# Extracted data start

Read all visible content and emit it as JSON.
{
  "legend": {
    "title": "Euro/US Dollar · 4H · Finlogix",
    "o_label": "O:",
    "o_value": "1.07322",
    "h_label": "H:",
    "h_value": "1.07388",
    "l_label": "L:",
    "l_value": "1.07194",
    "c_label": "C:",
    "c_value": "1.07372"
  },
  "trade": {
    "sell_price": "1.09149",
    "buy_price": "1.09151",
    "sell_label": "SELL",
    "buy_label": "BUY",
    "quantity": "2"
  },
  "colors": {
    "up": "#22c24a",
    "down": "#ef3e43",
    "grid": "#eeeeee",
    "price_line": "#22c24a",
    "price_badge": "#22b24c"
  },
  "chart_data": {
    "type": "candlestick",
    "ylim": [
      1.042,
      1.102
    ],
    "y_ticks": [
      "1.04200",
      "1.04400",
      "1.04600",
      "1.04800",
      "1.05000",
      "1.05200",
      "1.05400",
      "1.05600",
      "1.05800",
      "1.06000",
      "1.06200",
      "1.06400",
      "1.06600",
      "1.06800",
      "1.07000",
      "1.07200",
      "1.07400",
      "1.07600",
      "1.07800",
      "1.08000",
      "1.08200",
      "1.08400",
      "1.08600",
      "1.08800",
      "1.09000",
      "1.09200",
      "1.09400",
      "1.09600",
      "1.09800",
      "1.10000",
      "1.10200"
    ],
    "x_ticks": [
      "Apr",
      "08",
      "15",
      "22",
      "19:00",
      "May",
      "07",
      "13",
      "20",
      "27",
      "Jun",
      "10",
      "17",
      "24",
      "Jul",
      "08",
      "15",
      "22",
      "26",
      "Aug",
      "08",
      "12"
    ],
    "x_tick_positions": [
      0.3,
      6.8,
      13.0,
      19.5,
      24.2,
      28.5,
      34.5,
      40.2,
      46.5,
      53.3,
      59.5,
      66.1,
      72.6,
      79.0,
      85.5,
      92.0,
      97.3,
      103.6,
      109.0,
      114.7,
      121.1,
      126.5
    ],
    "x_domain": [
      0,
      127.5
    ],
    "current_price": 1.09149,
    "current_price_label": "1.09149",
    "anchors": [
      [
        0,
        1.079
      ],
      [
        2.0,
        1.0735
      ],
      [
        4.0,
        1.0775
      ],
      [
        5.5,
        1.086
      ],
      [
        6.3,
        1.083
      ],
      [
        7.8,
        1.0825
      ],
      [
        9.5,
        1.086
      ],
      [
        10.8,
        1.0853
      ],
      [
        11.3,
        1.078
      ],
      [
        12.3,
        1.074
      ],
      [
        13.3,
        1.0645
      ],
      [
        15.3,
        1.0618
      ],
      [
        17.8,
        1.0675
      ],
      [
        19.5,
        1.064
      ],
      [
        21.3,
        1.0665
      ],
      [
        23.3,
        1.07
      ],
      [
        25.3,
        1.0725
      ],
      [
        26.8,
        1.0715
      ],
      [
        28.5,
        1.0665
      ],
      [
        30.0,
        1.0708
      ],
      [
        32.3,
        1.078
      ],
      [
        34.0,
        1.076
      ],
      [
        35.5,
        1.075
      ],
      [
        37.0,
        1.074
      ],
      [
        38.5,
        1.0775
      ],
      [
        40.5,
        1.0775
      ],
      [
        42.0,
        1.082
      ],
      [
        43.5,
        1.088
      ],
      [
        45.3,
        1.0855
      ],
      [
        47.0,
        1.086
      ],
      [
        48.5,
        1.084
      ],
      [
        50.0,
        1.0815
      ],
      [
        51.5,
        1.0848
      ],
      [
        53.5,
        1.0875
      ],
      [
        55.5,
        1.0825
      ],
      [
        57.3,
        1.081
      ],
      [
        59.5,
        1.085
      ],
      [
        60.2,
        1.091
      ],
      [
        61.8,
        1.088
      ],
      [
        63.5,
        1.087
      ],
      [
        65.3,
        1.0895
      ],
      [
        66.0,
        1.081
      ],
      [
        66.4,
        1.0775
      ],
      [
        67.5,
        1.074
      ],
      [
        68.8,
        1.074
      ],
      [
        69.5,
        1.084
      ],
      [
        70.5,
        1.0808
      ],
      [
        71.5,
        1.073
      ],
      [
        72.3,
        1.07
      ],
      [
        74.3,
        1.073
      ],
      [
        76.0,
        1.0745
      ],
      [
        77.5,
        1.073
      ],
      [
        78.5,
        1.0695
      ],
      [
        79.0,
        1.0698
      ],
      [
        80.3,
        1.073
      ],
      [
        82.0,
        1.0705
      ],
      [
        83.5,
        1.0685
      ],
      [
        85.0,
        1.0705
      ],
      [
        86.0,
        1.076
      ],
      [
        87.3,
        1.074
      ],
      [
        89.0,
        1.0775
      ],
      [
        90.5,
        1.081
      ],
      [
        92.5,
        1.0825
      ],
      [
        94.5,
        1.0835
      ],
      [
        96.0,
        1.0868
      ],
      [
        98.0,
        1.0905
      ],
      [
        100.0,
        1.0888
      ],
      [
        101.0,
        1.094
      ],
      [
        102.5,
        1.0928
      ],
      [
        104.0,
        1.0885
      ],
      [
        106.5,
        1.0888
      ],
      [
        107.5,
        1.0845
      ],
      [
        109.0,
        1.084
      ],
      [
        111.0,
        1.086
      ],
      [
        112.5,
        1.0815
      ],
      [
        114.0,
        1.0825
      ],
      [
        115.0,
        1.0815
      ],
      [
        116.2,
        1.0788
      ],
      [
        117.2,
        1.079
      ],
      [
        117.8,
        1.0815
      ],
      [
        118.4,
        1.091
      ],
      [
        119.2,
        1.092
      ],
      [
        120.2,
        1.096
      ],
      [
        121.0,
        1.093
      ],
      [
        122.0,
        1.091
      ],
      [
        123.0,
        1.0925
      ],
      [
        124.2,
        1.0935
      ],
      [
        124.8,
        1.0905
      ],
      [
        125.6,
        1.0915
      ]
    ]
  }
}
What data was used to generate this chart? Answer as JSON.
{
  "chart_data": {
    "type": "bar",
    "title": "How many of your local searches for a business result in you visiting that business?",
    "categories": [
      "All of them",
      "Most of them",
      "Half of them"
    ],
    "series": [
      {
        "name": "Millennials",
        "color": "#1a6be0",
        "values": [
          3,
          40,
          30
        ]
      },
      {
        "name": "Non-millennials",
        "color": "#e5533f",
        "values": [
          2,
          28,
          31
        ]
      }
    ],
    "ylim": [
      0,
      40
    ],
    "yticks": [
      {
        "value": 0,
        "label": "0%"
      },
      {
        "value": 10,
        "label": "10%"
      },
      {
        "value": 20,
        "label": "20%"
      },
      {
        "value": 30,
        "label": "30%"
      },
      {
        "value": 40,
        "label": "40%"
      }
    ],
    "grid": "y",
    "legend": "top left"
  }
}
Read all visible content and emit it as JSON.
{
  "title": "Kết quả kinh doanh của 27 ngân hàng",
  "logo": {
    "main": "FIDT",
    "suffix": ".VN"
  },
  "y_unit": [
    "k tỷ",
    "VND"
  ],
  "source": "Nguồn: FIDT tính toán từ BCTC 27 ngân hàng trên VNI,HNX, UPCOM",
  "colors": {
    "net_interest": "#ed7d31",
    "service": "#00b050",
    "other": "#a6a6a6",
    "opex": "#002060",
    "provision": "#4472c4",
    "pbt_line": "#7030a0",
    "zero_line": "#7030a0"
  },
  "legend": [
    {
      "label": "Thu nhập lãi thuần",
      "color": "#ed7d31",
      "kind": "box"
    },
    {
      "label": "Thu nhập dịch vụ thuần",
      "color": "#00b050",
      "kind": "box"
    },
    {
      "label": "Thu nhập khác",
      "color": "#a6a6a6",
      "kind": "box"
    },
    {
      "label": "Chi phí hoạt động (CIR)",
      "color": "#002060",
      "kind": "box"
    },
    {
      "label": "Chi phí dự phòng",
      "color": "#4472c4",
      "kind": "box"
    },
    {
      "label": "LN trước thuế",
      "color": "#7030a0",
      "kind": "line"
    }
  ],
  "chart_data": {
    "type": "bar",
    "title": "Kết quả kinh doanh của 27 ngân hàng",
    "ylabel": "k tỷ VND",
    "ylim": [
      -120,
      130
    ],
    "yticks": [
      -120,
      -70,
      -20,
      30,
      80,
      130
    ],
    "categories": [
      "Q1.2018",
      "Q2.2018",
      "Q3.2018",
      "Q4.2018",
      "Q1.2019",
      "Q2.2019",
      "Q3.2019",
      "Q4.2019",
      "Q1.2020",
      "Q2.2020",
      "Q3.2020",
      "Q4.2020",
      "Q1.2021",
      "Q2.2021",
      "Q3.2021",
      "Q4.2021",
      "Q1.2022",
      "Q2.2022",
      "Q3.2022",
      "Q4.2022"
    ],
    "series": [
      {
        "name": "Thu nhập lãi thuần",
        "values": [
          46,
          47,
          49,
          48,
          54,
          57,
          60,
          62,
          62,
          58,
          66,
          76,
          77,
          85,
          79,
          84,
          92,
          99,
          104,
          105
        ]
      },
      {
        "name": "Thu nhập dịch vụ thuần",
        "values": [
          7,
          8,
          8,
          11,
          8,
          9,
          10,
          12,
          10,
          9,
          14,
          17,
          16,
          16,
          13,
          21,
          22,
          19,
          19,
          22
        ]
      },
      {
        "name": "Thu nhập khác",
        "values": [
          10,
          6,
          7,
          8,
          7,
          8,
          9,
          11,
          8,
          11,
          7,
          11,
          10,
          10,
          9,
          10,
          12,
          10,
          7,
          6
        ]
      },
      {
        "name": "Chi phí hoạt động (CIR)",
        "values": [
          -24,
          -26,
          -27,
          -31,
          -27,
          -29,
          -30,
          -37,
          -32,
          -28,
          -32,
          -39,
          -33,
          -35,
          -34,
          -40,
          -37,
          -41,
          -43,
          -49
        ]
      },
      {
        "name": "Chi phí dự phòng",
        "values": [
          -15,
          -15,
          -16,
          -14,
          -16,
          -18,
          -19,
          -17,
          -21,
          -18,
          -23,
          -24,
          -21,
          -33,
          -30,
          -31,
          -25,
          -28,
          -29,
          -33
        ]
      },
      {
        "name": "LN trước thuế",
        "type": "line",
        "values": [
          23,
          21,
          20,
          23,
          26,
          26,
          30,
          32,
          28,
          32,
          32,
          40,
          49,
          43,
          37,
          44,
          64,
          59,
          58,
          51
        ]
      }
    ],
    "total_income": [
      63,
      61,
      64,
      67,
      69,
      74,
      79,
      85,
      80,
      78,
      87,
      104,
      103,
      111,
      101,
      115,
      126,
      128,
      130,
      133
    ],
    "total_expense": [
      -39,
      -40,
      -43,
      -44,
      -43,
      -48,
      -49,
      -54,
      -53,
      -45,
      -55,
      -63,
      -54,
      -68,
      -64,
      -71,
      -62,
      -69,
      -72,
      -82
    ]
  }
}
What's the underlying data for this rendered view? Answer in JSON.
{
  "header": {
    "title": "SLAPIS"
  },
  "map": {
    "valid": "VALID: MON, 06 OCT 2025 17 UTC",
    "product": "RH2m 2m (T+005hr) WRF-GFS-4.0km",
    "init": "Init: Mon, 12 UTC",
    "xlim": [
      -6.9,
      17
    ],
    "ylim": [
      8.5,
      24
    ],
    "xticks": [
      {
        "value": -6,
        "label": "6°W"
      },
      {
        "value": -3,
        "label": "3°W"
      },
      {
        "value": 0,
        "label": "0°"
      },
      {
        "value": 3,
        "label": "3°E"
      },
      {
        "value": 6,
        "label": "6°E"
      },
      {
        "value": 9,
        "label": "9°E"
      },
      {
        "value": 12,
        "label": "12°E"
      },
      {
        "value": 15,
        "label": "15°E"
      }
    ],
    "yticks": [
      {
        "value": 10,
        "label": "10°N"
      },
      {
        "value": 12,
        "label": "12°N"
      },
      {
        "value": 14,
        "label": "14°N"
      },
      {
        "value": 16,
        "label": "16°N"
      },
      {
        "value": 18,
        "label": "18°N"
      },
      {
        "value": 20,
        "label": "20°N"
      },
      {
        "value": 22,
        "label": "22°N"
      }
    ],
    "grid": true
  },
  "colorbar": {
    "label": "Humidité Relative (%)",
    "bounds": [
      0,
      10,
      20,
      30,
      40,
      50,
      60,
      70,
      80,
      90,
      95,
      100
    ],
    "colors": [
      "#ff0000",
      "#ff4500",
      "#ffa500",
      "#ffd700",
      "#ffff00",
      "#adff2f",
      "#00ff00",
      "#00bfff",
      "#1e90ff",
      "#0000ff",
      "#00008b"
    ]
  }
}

# Extracted data end

**Work to complete:** Copy, from the material above, each line in which the string "name" occurs.

**Solution to this exercise:**
        "name": "Millennials",
        "name": "Non-millennials",
        "name": "Thu nhập lãi thuần",
        "name": "Thu nhập dịch vụ thuần",
        "name": "Thu nhập khác",
        "name": "Chi phí hoạt động (CIR)",
        "name": "Chi phí dự phòng",
        "name": "LN trước thuế",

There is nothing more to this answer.